**What to produce:**
What is the number of lines in these entries that include "from"? Write that number and no other text.

** start **

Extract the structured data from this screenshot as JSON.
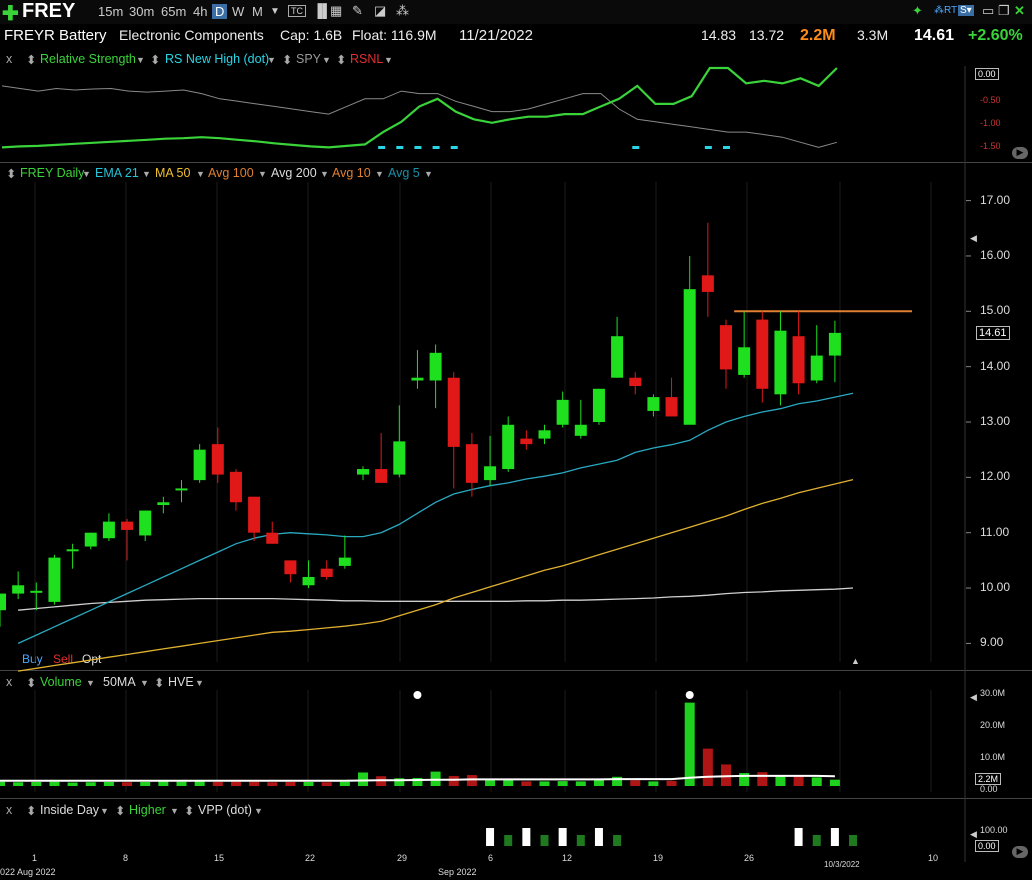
{
  "toolbar": {
    "symbol": "FREY",
    "timeframes": [
      "15m",
      "30m",
      "65m",
      "4h",
      "D",
      "W",
      "M"
    ],
    "selected_timeframe": "D"
  },
  "info": {
    "company": "FREYR Battery",
    "sector": "Electronic Components",
    "cap": "Cap: 1.6B",
    "float": "Float: 116.9M",
    "date": "11/21/2022",
    "high": "14.83",
    "low": "13.72",
    "volume": "2.2M",
    "avg_volume": "3.3M",
    "price": "14.61",
    "change": "+2.60%"
  },
  "rs_panel": {
    "close": "x",
    "labels": [
      "Relative Strength",
      "RS New High (dot)",
      "SPY",
      "RSNL"
    ],
    "colors": [
      "#3ad33a",
      "#29d6e6",
      "#999999",
      "#e03030"
    ],
    "axis": [
      "-0.50",
      "-1.00",
      "-1.50"
    ],
    "current": "0.00"
  },
  "price_panel": {
    "labels": [
      "FREY Daily",
      "EMA 21",
      "MA 50",
      "Avg 100",
      "Avg 200",
      "Avg 10",
      "Avg 5"
    ],
    "colors": [
      "#3ad33a",
      "#29c3d6",
      "#f0c030",
      "#e08030",
      "#dddddd",
      "#e08030",
      "#1a8fa8"
    ],
    "axis": [
      "17.00",
      "16.00",
      "15.00",
      "14.00",
      "13.00",
      "12.00",
      "11.00",
      "10.00",
      "9.00"
    ],
    "current_price": "14.61",
    "buy": "Buy",
    "sell": "Sell",
    "opt": "Opt"
  },
  "volume_panel": {
    "close": "x",
    "labels": [
      "Volume",
      "50MA",
      "HVE"
    ],
    "axis": [
      "30.0M",
      "20.0M",
      "10.0M",
      "0.00"
    ],
    "current": "2.2M"
  },
  "indicator_panel": {
    "close": "x",
    "labels": [
      "Inside Day",
      "Higher",
      "VPP (dot)"
    ],
    "axis_top": "100.00",
    "current": "0.00"
  },
  "date_axis": {
    "labels": [
      "1",
      "8",
      "15",
      "22",
      "29",
      "6",
      "12",
      "19",
      "26",
      "10"
    ],
    "month_labels": [
      "022 Aug 2022",
      "Sep 2022"
    ],
    "cursor_label": "10/3/2022"
  },
  "chart_data": {
    "type": "candlestick",
    "ylim": [
      8.7,
      17.3
    ],
    "candles": [
      {
        "o": 9.6,
        "h": 9.9,
        "l": 9.3,
        "c": 9.9
      },
      {
        "o": 9.9,
        "h": 10.3,
        "l": 9.8,
        "c": 10.05
      },
      {
        "o": 9.95,
        "h": 10.1,
        "l": 9.6,
        "c": 9.95
      },
      {
        "o": 9.75,
        "h": 10.6,
        "l": 9.7,
        "c": 10.55
      },
      {
        "o": 10.7,
        "h": 10.8,
        "l": 10.35,
        "c": 10.7
      },
      {
        "o": 10.75,
        "h": 11.0,
        "l": 10.7,
        "c": 11.0
      },
      {
        "o": 10.9,
        "h": 11.35,
        "l": 10.85,
        "c": 11.2
      },
      {
        "o": 11.2,
        "h": 11.25,
        "l": 10.5,
        "c": 11.05
      },
      {
        "o": 10.95,
        "h": 11.4,
        "l": 10.85,
        "c": 11.4
      },
      {
        "o": 11.5,
        "h": 11.65,
        "l": 11.35,
        "c": 11.55
      },
      {
        "o": 11.8,
        "h": 11.95,
        "l": 11.55,
        "c": 11.8
      },
      {
        "o": 11.95,
        "h": 12.6,
        "l": 11.9,
        "c": 12.5
      },
      {
        "o": 12.6,
        "h": 12.9,
        "l": 11.9,
        "c": 12.05
      },
      {
        "o": 12.1,
        "h": 12.15,
        "l": 11.4,
        "c": 11.55
      },
      {
        "o": 11.65,
        "h": 11.65,
        "l": 10.85,
        "c": 11.0
      },
      {
        "o": 11.0,
        "h": 11.2,
        "l": 10.8,
        "c": 10.8
      },
      {
        "o": 10.5,
        "h": 10.5,
        "l": 10.1,
        "c": 10.25
      },
      {
        "o": 10.05,
        "h": 10.5,
        "l": 10.0,
        "c": 10.2
      },
      {
        "o": 10.35,
        "h": 10.5,
        "l": 10.15,
        "c": 10.2
      },
      {
        "o": 10.4,
        "h": 10.95,
        "l": 10.35,
        "c": 10.55
      },
      {
        "o": 12.05,
        "h": 12.2,
        "l": 11.95,
        "c": 12.15
      },
      {
        "o": 12.15,
        "h": 12.8,
        "l": 11.95,
        "c": 11.9
      },
      {
        "o": 12.05,
        "h": 13.3,
        "l": 12.0,
        "c": 12.65
      },
      {
        "o": 13.75,
        "h": 14.3,
        "l": 13.6,
        "c": 13.8
      },
      {
        "o": 13.75,
        "h": 14.4,
        "l": 13.25,
        "c": 14.25
      },
      {
        "o": 13.8,
        "h": 13.9,
        "l": 11.8,
        "c": 12.55
      },
      {
        "o": 12.6,
        "h": 12.8,
        "l": 11.65,
        "c": 11.9
      },
      {
        "o": 11.95,
        "h": 12.75,
        "l": 11.85,
        "c": 12.2
      },
      {
        "o": 12.15,
        "h": 13.1,
        "l": 12.1,
        "c": 12.95
      },
      {
        "o": 12.7,
        "h": 12.85,
        "l": 12.5,
        "c": 12.6
      },
      {
        "o": 12.7,
        "h": 12.95,
        "l": 12.6,
        "c": 12.85
      },
      {
        "o": 12.95,
        "h": 13.55,
        "l": 12.9,
        "c": 13.4
      },
      {
        "o": 12.75,
        "h": 13.4,
        "l": 12.7,
        "c": 12.95
      },
      {
        "o": 13.0,
        "h": 13.6,
        "l": 12.95,
        "c": 13.6
      },
      {
        "o": 13.8,
        "h": 14.9,
        "l": 13.8,
        "c": 14.55
      },
      {
        "o": 13.8,
        "h": 13.9,
        "l": 13.5,
        "c": 13.65
      },
      {
        "o": 13.2,
        "h": 13.5,
        "l": 13.1,
        "c": 13.45
      },
      {
        "o": 13.45,
        "h": 13.8,
        "l": 13.1,
        "c": 13.1
      },
      {
        "o": 12.95,
        "h": 16.0,
        "l": 13.9,
        "c": 15.4
      },
      {
        "o": 15.65,
        "h": 16.6,
        "l": 14.9,
        "c": 15.35
      },
      {
        "o": 14.75,
        "h": 14.85,
        "l": 13.6,
        "c": 13.95
      },
      {
        "o": 13.85,
        "h": 15.0,
        "l": 13.8,
        "c": 14.35
      },
      {
        "o": 14.85,
        "h": 15.0,
        "l": 13.35,
        "c": 13.6
      },
      {
        "o": 13.5,
        "h": 15.0,
        "l": 13.3,
        "c": 14.65
      },
      {
        "o": 14.55,
        "h": 15.0,
        "l": 13.5,
        "c": 13.7
      },
      {
        "o": 13.75,
        "h": 14.75,
        "l": 13.7,
        "c": 14.2
      },
      {
        "o": 14.2,
        "h": 14.83,
        "l": 13.72,
        "c": 14.61
      }
    ],
    "ema21": [
      9.0,
      9.15,
      9.3,
      9.45,
      9.6,
      9.75,
      9.9,
      10.05,
      10.2,
      10.35,
      10.5,
      10.65,
      10.8,
      10.9,
      10.97,
      11.0,
      10.98,
      10.96,
      10.93,
      10.93,
      11.0,
      11.15,
      11.35,
      11.55,
      11.7,
      11.78,
      11.85,
      11.9,
      11.97,
      12.02,
      12.08,
      12.17,
      12.24,
      12.31,
      12.45,
      12.53,
      12.59,
      12.67,
      12.85,
      13.0,
      13.1,
      13.18,
      13.24,
      13.33,
      13.38,
      13.45,
      13.52
    ],
    "ma50": [
      8.5,
      8.55,
      8.6,
      8.65,
      8.7,
      8.75,
      8.8,
      8.85,
      8.9,
      8.95,
      9.0,
      9.05,
      9.1,
      9.15,
      9.2,
      9.22,
      9.25,
      9.28,
      9.31,
      9.35,
      9.4,
      9.5,
      9.6,
      9.7,
      9.82,
      9.92,
      10.02,
      10.12,
      10.22,
      10.32,
      10.4,
      10.5,
      10.6,
      10.7,
      10.8,
      10.9,
      11.0,
      11.1,
      11.2,
      11.3,
      11.42,
      11.53,
      11.62,
      11.72,
      11.8,
      11.88,
      11.96
    ],
    "ma200": [
      9.6,
      9.63,
      9.66,
      9.69,
      9.72,
      9.74,
      9.76,
      9.78,
      9.79,
      9.8,
      9.81,
      9.81,
      9.81,
      9.81,
      9.81,
      9.8,
      9.79,
      9.78,
      9.77,
      9.77,
      9.76,
      9.76,
      9.76,
      9.76,
      9.76,
      9.76,
      9.76,
      9.76,
      9.77,
      9.77,
      9.78,
      9.78,
      9.79,
      9.8,
      9.81,
      9.82,
      9.84,
      9.85,
      9.87,
      9.9,
      9.92,
      9.93,
      9.95,
      9.96,
      9.97,
      9.98,
      10.0
    ],
    "resistance": {
      "from": 41,
      "to": 50,
      "value": 15.0
    },
    "volume": [
      1.5,
      1.3,
      1.4,
      1.5,
      1.2,
      1.3,
      1.4,
      1.3,
      1.4,
      1.6,
      1.5,
      2.0,
      1.4,
      1.5,
      1.5,
      1.3,
      1.4,
      1.4,
      1.3,
      1.5,
      4.7,
      3.4,
      2.7,
      2.8,
      5.0,
      3.5,
      3.8,
      2.6,
      2.6,
      1.6,
      1.6,
      1.7,
      1.6,
      2.1,
      3.2,
      2.0,
      1.6,
      1.8,
      29.0,
      13.0,
      7.5,
      4.5,
      4.8,
      3.5,
      3.3,
      3.0,
      2.2
    ],
    "vol_ma": [
      1.8,
      1.8,
      1.8,
      1.8,
      1.8,
      1.8,
      1.8,
      1.8,
      1.8,
      1.8,
      1.8,
      1.8,
      1.8,
      1.8,
      1.8,
      1.8,
      1.8,
      1.8,
      1.8,
      1.8,
      1.9,
      2.0,
      2.0,
      2.1,
      2.2,
      2.2,
      2.3,
      2.3,
      2.3,
      2.3,
      2.3,
      2.3,
      2.3,
      2.3,
      2.4,
      2.4,
      2.4,
      2.4,
      2.9,
      3.2,
      3.4,
      3.5,
      3.5,
      3.5,
      3.5,
      3.5,
      3.4
    ],
    "volume_ylim": [
      0,
      32
    ],
    "rs": [
      -1.5,
      -1.48,
      -1.47,
      -1.45,
      -1.43,
      -1.41,
      -1.39,
      -1.37,
      -1.35,
      -1.33,
      -1.32,
      -1.3,
      -1.32,
      -1.35,
      -1.38,
      -1.42,
      -1.45,
      -1.48,
      -1.5,
      -1.47,
      -1.44,
      -1.2,
      -1.0,
      -0.7,
      -0.55,
      -0.8,
      -0.95,
      -1.02,
      -0.95,
      -0.9,
      -0.9,
      -0.85,
      -0.85,
      -0.7,
      -0.55,
      -0.3,
      -0.65,
      -0.65,
      -0.5,
      0.05,
      0.05,
      -0.25,
      -0.2,
      -0.25,
      -0.15,
      -0.3,
      0.05
    ],
    "spy": [
      -0.3,
      -0.35,
      -0.4,
      -0.35,
      -0.38,
      -0.36,
      -0.35,
      -0.4,
      -0.42,
      -0.4,
      -0.38,
      -0.45,
      -0.55,
      -0.6,
      -0.65,
      -0.7,
      -0.75,
      -0.8,
      -0.85,
      -0.7,
      -0.55,
      -0.55,
      -0.4,
      -0.45,
      -0.45,
      -0.6,
      -0.7,
      -0.8,
      -0.8,
      -0.75,
      -0.65,
      -0.55,
      -0.45,
      -0.45,
      -0.75,
      -0.95,
      -1.0,
      -1.05,
      -1.1,
      -1.15,
      -1.2,
      -1.2,
      -1.25,
      -1.3,
      -1.4,
      -1.5,
      -1.4
    ],
    "rs_dots": [
      21,
      22,
      23,
      24,
      25,
      35,
      39,
      40
    ],
    "inside_day": [
      27,
      29,
      31,
      33,
      44,
      46
    ],
    "higher": [
      28,
      30,
      32,
      34,
      45,
      47
    ]
  }
}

** end **

**Exercise response:**
2